>> BEGIN EXCERPTED PASSAGE

Example - Database (Demeter):

# migrations/001_create_user_table.py - REFACTORED
from alembic import op
import sqlalchemy as sa
from sqlalchemy.dialects import postgresql

def upgrade():
    """Create user table with proper indexes and constraints."""
    
    # Create table with comprehensive schema
    op.create_table(
        'user',
        sa.Column('id', postgresql.UUID(as_uuid=True), 
                  primary_key=True, default=sa.func.gen_random_uuid()),
        sa.Column('email', sa.String(255), nullable=False, unique=True),
        sa.Column('password', sa.LargeBinary(), nullable=False),
        sa.Column('verified_at', sa.DateTime(timezone=True), nullable=True),
        sa.Column('created_at', sa.DateTime(timezone=True), 
                  nullable=False, default=sa.func.now()),
        sa.Column('updated_at', sa.DateTime(timezone=True),
                  nullable=False, default=sa.func.now(),
                  onupdate=sa.func.now()),
        sa.UniqueConstraint('email', name='uq_user_email'),
    )
    
    # Add indexes for performance
    op.create_index('ix_user_email', 'user', ['email'])
    op.create_index('ix_user_created_at', 'user', ['created_at'])

def downgrade():
    """Drop user table."""
    op.drop_table('user')

# Run migration: alembic upgrade head
# Run tests: pytest tests/test_user_migration.py -v
# Result: ✅ ALL TESTS PASS (including performance tests)

REFACTOR Checklist:

✅ All tests STILL PASS (zero regressions)
✅ Code quality improved (validation, error handling, docs)
✅ Logging added where appropriate
✅ Type hints added (Python + TypeScript)
✅ Edge cases handled
✅ Documentation strings complete
✅ Performance optimized (indexes for DB, memoization for React)
✅ No API changes (backward compatible)

>> END EXCERPTED PASSAGE

CHALLENGES
**1)** In the user table migration, which column types are assigned to the password column and to the id column?
**2)** Pick up the user table migration example after its last checklist line and continue it.

>> BEGIN DATA SUPPLIED

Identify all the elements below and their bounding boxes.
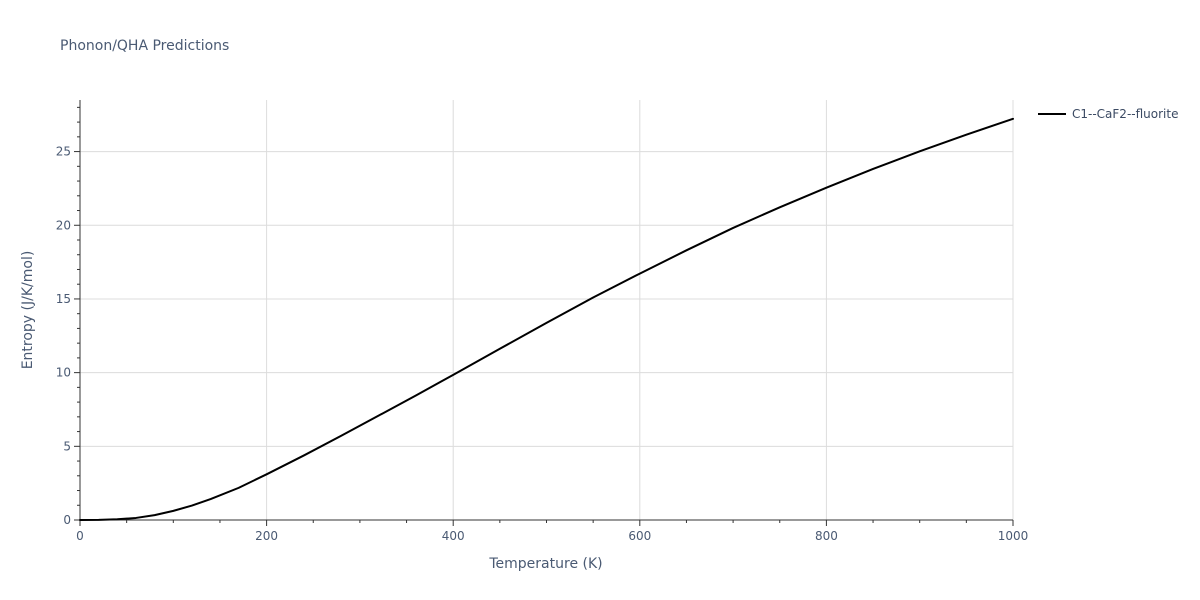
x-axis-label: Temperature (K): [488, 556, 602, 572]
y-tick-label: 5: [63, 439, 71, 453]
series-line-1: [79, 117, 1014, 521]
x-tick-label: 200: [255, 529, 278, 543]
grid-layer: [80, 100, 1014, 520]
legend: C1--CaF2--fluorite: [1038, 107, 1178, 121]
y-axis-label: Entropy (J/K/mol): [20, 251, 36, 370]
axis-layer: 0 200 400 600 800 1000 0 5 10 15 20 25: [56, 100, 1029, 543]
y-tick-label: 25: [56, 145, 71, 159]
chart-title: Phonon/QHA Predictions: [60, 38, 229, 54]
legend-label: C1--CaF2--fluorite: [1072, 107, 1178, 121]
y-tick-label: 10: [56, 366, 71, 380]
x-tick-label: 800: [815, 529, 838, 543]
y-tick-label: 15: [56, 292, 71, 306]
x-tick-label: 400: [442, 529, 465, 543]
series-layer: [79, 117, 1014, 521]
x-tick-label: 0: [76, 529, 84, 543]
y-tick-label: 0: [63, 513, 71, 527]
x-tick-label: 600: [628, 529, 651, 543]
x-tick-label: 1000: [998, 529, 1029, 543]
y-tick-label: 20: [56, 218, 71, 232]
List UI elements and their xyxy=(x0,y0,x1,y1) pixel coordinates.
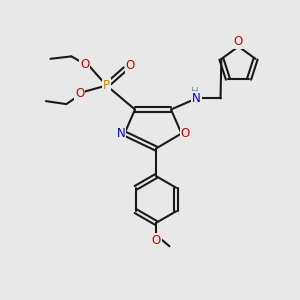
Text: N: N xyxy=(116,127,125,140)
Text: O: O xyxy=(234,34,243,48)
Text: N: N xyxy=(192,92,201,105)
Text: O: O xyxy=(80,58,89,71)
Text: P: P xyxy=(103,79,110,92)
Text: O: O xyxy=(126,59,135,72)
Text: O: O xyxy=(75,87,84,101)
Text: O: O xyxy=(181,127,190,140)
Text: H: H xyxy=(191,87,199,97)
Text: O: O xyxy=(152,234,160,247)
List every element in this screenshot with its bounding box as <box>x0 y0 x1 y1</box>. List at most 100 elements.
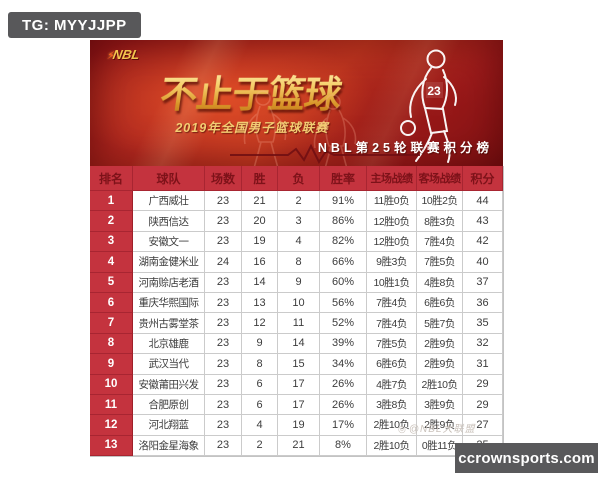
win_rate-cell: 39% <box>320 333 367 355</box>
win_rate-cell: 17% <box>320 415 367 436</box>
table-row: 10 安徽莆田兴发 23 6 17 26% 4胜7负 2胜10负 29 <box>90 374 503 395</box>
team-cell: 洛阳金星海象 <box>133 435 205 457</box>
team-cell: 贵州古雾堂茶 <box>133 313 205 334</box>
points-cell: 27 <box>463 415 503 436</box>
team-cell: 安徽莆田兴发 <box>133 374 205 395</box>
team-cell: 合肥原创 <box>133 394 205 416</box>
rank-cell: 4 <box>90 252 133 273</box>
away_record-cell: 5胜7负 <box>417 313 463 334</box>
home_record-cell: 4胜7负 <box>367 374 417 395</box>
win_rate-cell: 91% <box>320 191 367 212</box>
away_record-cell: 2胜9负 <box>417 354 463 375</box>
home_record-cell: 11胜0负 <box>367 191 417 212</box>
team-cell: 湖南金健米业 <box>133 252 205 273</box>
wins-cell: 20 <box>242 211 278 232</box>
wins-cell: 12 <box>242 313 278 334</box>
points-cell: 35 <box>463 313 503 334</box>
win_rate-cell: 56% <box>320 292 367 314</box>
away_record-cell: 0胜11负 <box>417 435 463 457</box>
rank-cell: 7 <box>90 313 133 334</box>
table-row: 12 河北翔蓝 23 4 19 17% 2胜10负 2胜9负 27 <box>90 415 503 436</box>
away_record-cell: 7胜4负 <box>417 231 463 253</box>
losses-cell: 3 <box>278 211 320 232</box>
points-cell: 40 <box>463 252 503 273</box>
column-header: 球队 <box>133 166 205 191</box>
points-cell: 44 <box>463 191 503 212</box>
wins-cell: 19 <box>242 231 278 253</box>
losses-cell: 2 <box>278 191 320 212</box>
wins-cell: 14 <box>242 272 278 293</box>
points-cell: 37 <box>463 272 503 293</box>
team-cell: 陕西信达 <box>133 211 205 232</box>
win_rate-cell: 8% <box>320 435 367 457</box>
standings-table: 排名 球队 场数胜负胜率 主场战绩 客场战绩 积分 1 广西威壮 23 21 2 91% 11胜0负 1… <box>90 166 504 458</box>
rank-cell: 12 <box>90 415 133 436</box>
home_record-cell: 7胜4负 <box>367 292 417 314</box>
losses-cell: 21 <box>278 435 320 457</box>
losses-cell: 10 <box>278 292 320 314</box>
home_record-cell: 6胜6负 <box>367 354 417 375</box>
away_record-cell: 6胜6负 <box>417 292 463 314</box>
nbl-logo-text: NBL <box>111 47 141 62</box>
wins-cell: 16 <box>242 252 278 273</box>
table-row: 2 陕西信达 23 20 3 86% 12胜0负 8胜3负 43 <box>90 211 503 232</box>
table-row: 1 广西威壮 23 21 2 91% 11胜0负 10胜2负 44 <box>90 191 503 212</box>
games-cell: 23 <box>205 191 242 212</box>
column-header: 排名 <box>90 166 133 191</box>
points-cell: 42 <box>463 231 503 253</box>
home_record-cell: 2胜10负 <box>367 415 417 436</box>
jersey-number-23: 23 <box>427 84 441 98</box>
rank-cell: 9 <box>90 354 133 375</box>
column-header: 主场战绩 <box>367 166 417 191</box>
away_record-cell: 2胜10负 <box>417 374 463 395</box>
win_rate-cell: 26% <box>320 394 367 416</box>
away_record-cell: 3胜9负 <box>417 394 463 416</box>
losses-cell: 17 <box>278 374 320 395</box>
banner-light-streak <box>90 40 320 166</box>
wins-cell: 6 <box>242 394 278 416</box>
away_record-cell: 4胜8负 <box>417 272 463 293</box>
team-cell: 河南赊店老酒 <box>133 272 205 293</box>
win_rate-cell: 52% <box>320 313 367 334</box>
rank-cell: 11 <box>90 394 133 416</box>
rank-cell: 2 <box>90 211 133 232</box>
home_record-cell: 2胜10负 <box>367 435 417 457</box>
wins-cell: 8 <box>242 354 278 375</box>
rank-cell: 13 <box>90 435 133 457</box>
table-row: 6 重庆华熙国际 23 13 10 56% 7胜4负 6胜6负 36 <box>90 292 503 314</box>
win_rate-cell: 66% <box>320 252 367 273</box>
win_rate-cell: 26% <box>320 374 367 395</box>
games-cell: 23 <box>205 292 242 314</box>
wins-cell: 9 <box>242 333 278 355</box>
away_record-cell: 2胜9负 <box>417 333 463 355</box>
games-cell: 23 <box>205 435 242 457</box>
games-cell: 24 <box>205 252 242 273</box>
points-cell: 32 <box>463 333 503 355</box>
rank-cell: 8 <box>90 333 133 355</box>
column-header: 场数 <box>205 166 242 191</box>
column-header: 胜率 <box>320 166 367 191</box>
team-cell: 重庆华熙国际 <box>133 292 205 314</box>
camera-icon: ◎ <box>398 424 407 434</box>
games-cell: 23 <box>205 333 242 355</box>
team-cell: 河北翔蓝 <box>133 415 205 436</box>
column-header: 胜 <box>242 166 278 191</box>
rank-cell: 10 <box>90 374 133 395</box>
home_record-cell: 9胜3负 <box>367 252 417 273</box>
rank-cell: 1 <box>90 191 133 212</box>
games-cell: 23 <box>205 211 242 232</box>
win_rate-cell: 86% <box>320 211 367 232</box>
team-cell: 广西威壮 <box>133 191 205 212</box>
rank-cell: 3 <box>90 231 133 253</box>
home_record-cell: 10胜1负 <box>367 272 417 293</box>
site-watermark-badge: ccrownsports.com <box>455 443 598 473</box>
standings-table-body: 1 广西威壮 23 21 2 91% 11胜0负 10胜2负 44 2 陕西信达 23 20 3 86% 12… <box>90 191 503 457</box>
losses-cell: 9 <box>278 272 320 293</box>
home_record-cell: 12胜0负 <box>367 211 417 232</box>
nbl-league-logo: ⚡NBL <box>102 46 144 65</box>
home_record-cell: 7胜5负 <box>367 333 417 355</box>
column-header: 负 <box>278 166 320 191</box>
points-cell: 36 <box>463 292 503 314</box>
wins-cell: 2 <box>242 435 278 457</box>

>> END DATA SUPPLIED

EXPECTED OUTPUTS
**1)** The password column is sa.LargeBinary(), and the id column is postgresql.UUID(as_uuid=True).

**2)**
Coverage Requirements

Minimum Coverage: >80% (non-negotiable, Themis enforces) Target Coverage: 92-95% (stretch goal) Coverage Includes:

Line coverage (every line executed?)
Branch coverage (every if/else taken?)
Function coverage (every function tested?)

Measurement (Backend - Hermes):

# Generate coverage report
pytest tests/ --cov=app --cov-report=html

# Open report
open htmlcov/index.html

# Require minimum
pytest tests/ --cov=app --cov-fail-under=80

Measurement (Frontend - Athena):

// vitest.config.ts
export default defineConfig({
  test: {
    coverage: {
      provider: 'v8',
      reporter: ['text', 'html'],
      exclude: [
        'node_modules/',
        'dist/',
        '**/*.test.ts{,x}',
        '**/index.ts'
      ],
      lines: 80,        // Minimum 80%
      functions: 80,
      branches: 80,
      statements: 80
    }
  }
});

# Run tests with coverage
npx vitest run --coverage

Measurement (Database - Demeter):

# Migrations are covered by:
# 1. Upgrade tests (can you apply migration?)
# 2. Downgrade tests (can you revert migration?)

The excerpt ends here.